• MATERIAL SHOWN
========================================================================
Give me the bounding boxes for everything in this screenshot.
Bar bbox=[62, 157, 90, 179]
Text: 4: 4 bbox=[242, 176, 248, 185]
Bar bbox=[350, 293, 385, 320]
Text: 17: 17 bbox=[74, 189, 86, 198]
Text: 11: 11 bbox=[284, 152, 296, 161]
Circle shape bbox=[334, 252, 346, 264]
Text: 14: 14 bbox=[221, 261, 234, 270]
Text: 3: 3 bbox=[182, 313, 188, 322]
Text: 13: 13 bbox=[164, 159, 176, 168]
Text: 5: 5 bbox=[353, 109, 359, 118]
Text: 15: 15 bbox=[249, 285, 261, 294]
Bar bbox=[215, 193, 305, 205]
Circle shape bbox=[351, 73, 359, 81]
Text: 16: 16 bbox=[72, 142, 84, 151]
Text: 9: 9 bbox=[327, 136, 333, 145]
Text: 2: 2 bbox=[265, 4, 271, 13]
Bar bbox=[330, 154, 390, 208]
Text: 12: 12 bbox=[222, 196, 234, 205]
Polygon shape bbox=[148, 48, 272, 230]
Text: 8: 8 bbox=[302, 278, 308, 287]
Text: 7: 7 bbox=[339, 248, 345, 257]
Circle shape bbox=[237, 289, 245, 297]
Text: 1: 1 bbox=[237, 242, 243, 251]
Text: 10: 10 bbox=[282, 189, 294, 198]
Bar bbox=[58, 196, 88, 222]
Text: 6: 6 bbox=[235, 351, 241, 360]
========================================================================
• SET TASK
Reproduce every one of the records above line for line, keeping each character the same.

• OUTPUT OF THE TASK
Give me the bounding boxes for everything in this screenshot.
Bar bbox=[62, 157, 90, 179]
Text: 4: 4 bbox=[242, 176, 248, 185]
Bar bbox=[350, 293, 385, 320]
Text: 17: 17 bbox=[74, 189, 86, 198]
Text: 11: 11 bbox=[284, 152, 296, 161]
Circle shape bbox=[334, 252, 346, 264]
Text: 14: 14 bbox=[221, 261, 234, 270]
Text: 3: 3 bbox=[182, 313, 188, 322]
Text: 13: 13 bbox=[164, 159, 176, 168]
Text: 5: 5 bbox=[353, 109, 359, 118]
Text: 15: 15 bbox=[249, 285, 261, 294]
Bar bbox=[215, 193, 305, 205]
Circle shape bbox=[351, 73, 359, 81]
Text: 16: 16 bbox=[72, 142, 84, 151]
Text: 9: 9 bbox=[327, 136, 333, 145]
Text: 2: 2 bbox=[265, 4, 271, 13]
Bar bbox=[330, 154, 390, 208]
Text: 12: 12 bbox=[222, 196, 234, 205]
Polygon shape bbox=[148, 48, 272, 230]
Text: 8: 8 bbox=[302, 278, 308, 287]
Text: 7: 7 bbox=[339, 248, 345, 257]
Circle shape bbox=[237, 289, 245, 297]
Text: 1: 1 bbox=[237, 242, 243, 251]
Text: 10: 10 bbox=[282, 189, 294, 198]
Bar bbox=[58, 196, 88, 222]
Text: 6: 6 bbox=[235, 351, 241, 360]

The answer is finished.